____ Dataset
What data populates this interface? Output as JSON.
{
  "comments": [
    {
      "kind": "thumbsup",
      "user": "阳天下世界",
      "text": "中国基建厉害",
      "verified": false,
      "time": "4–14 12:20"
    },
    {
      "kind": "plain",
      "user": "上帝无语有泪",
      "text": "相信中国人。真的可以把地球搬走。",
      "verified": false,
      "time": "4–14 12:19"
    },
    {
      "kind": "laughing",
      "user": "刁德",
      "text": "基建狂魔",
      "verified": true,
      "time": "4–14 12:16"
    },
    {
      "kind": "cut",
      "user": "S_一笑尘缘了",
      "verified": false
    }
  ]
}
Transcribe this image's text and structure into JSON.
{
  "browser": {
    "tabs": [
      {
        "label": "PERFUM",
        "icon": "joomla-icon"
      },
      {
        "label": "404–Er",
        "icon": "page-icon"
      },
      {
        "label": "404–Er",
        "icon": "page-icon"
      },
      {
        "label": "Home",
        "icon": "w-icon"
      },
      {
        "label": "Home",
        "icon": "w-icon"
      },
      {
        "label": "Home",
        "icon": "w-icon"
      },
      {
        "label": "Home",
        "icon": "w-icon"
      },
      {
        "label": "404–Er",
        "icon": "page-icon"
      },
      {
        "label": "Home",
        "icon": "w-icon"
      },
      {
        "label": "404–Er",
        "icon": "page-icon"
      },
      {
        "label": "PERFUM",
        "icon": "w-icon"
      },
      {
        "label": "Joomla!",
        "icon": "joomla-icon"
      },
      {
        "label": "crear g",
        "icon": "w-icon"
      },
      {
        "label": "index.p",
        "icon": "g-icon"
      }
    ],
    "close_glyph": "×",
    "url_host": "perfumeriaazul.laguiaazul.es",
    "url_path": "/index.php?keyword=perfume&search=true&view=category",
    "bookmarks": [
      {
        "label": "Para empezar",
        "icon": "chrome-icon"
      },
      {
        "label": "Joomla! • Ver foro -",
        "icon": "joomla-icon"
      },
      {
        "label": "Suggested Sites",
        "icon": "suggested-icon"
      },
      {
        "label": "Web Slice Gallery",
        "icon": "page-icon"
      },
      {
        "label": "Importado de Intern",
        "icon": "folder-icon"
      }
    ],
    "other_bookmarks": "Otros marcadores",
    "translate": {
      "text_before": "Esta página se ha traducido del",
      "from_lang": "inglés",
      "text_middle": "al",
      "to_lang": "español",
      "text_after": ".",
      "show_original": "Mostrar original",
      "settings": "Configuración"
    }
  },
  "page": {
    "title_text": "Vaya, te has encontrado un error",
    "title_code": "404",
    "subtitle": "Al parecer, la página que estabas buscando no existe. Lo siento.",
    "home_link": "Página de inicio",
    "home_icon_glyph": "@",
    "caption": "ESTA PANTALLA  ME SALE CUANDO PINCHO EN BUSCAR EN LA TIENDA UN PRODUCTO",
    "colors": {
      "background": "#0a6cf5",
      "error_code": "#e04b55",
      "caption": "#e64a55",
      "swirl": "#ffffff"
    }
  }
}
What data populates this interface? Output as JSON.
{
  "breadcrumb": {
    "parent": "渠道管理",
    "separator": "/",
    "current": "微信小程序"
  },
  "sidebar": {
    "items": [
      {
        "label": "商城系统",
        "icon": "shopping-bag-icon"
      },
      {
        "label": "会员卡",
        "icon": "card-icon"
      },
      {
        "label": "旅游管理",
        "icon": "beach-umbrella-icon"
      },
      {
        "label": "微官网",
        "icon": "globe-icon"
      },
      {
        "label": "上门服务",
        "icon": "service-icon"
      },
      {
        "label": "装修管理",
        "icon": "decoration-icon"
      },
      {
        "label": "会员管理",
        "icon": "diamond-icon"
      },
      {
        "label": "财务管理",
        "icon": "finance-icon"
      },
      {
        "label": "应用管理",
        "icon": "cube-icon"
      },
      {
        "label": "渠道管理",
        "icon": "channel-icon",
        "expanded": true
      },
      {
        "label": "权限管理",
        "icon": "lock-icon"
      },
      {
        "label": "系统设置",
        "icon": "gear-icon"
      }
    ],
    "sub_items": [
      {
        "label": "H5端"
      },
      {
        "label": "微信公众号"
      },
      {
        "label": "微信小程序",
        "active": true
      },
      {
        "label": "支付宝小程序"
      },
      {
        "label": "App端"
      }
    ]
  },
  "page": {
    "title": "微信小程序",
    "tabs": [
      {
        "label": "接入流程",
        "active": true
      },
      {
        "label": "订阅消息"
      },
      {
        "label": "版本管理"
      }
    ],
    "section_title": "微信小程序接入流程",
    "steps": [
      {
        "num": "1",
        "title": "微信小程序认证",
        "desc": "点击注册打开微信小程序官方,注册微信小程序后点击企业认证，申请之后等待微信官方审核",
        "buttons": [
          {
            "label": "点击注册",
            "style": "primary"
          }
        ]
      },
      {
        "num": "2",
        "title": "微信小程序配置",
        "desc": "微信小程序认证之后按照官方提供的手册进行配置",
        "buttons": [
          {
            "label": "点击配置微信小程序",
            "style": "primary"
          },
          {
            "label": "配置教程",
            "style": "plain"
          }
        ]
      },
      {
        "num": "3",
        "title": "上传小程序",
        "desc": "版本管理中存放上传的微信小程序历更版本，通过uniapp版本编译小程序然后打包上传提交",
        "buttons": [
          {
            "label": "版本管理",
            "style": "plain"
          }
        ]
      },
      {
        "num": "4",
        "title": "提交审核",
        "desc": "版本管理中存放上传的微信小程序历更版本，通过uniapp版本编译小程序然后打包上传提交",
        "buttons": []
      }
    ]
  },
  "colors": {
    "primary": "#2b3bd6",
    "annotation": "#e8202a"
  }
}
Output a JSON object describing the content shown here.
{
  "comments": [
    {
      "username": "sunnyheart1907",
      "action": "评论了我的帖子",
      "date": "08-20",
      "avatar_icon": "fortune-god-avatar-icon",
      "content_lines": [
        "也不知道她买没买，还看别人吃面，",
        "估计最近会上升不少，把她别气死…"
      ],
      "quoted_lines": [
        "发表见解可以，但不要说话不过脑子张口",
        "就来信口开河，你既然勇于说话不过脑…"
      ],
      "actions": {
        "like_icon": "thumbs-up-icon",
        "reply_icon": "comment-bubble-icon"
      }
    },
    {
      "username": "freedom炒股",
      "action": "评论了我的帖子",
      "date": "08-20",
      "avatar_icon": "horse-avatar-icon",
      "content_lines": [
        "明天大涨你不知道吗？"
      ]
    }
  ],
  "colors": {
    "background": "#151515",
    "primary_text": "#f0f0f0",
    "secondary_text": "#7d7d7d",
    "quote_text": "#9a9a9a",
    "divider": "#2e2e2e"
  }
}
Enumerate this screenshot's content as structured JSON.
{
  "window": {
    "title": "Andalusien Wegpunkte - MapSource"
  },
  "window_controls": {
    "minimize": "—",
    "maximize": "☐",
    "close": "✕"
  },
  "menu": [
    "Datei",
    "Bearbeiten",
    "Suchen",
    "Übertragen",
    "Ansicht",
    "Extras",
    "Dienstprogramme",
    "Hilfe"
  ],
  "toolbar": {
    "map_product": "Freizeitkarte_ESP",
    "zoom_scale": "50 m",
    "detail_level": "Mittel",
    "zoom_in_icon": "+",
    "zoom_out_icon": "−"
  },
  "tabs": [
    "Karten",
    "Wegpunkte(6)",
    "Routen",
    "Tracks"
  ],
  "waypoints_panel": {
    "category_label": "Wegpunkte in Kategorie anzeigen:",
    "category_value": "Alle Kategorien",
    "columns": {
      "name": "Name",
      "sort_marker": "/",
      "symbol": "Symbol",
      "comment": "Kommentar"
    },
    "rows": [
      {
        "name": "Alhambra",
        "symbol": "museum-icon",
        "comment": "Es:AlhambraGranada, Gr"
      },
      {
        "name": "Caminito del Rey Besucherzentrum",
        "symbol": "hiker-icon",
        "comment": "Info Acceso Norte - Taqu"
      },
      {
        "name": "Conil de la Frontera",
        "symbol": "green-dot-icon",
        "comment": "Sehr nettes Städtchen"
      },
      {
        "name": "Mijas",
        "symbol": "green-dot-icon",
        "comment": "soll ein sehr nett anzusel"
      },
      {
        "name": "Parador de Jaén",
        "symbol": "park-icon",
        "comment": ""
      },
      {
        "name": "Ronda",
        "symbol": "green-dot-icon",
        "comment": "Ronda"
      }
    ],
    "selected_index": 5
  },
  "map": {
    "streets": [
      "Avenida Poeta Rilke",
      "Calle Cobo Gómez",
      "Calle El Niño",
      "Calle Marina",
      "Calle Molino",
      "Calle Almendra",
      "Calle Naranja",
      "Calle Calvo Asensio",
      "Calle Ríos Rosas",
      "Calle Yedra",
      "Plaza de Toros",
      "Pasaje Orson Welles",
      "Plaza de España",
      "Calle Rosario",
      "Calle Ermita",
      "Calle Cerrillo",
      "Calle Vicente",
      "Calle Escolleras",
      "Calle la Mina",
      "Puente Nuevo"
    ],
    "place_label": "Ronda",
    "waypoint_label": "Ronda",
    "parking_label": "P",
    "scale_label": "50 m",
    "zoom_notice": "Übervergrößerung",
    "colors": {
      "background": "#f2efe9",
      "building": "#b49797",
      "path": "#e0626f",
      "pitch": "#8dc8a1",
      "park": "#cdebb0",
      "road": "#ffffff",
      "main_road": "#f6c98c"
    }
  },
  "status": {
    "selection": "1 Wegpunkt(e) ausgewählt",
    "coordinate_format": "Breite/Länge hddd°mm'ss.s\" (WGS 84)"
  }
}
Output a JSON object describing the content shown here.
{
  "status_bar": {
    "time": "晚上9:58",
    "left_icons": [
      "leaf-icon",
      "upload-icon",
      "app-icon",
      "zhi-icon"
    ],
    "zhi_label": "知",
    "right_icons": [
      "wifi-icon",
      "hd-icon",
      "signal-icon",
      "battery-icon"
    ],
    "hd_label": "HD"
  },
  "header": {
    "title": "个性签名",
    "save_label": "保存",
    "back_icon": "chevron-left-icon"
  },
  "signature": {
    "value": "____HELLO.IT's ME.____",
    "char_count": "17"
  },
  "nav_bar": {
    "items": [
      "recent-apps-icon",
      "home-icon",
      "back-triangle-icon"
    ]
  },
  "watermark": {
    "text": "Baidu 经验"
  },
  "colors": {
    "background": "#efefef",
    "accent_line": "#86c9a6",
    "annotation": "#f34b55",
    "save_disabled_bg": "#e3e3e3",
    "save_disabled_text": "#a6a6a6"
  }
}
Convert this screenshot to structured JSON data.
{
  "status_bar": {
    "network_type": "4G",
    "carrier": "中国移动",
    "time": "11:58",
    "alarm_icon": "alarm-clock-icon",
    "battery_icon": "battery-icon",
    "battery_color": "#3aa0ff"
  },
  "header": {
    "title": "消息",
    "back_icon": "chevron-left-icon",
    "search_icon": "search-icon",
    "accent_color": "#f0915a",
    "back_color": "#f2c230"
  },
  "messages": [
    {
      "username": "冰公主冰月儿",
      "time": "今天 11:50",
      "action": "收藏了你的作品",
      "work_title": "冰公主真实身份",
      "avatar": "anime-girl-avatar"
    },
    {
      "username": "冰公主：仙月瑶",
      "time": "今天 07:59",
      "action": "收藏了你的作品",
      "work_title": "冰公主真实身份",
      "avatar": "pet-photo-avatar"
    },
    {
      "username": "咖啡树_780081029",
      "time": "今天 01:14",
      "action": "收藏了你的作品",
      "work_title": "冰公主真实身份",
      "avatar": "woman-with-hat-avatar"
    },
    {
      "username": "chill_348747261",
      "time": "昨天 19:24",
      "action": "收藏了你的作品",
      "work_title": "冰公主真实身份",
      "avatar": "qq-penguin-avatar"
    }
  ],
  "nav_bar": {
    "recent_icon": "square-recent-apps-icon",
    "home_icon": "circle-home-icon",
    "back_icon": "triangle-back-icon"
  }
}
________
Exercise directions.
From the data above, copy out every line with the string "apps" in it.

The completed task.
      "recent-apps-icon",
    "recent_icon": "square-recent-apps-icon",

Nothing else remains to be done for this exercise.